[Saved data entries]
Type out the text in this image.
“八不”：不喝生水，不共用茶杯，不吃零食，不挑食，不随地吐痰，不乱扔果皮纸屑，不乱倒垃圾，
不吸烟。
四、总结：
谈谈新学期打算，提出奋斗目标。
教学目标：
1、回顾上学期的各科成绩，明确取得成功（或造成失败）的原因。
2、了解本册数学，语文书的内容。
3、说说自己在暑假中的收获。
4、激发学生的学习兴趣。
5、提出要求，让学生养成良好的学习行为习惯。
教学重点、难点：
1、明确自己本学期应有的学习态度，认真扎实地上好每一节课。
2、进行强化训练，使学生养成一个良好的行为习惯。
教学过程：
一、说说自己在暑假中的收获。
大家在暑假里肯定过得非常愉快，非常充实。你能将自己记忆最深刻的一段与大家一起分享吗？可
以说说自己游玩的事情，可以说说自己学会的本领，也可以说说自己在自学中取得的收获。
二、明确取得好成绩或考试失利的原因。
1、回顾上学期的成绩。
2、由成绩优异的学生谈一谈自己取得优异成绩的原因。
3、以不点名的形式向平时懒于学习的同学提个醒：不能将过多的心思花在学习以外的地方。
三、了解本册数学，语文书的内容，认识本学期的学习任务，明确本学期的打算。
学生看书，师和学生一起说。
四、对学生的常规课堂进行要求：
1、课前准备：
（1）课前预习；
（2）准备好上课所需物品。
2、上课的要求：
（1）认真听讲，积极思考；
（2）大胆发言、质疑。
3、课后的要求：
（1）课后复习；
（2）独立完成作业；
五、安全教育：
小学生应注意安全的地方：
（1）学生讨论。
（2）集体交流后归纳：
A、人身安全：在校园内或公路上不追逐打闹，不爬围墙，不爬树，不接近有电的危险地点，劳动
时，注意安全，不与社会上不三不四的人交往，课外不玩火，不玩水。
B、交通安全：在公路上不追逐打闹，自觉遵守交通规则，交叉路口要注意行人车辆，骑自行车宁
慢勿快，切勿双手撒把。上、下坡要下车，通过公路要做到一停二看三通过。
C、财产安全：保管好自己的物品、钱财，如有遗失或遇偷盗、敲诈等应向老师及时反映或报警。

▶ _What is being asked_: Copy each line of the listing that includes "语文书的内容".

▶ _Solved exercise_:
2、了解本册数学，语文书的内容。
三、了解本册数学，语文书的内容，认识本学期的学习任务，明确本学期的打算。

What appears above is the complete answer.